### TASK TO COMPLETE:
In the material below, identify each line bearing the word "động". Reproduce those lines.

★ ★ ★

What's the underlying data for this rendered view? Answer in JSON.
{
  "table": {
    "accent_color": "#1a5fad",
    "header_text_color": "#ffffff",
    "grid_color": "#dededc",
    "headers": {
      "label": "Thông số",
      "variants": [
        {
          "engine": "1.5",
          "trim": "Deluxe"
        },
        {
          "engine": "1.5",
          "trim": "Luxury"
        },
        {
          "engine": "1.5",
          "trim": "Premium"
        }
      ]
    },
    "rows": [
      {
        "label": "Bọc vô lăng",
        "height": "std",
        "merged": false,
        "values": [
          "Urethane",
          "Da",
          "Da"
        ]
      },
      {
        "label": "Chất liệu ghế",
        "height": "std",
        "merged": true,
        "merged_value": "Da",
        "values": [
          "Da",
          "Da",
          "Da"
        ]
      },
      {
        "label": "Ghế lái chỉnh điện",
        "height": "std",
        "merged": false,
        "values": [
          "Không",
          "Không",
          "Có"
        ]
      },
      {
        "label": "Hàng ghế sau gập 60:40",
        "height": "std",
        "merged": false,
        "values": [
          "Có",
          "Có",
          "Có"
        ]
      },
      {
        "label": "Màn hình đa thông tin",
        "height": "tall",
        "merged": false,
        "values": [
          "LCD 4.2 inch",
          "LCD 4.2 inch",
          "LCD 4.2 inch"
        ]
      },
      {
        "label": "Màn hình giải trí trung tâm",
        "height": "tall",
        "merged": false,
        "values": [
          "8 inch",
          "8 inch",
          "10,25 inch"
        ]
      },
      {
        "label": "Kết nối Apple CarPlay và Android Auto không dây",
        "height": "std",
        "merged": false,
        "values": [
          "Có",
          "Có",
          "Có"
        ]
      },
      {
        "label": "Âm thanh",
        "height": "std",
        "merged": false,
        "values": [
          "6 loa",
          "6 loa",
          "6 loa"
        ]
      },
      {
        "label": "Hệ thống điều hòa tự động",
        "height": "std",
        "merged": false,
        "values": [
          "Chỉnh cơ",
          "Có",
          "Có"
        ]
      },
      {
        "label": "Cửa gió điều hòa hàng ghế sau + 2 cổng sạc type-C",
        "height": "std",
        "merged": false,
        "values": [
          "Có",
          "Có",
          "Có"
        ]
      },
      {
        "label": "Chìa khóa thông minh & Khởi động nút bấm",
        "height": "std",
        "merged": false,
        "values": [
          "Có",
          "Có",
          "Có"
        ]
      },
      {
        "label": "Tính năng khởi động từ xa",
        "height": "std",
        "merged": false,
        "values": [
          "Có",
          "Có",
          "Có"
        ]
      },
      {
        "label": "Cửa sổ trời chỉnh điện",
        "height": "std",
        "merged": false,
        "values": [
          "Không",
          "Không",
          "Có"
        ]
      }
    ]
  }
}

★ ★ ★

### THE SOLUTION:
        "label": "Hệ thống điều hòa tự động",
        "label": "Chìa khóa thông minh & Khởi động nút bấm",
        "label": "Tính năng khởi động từ xa",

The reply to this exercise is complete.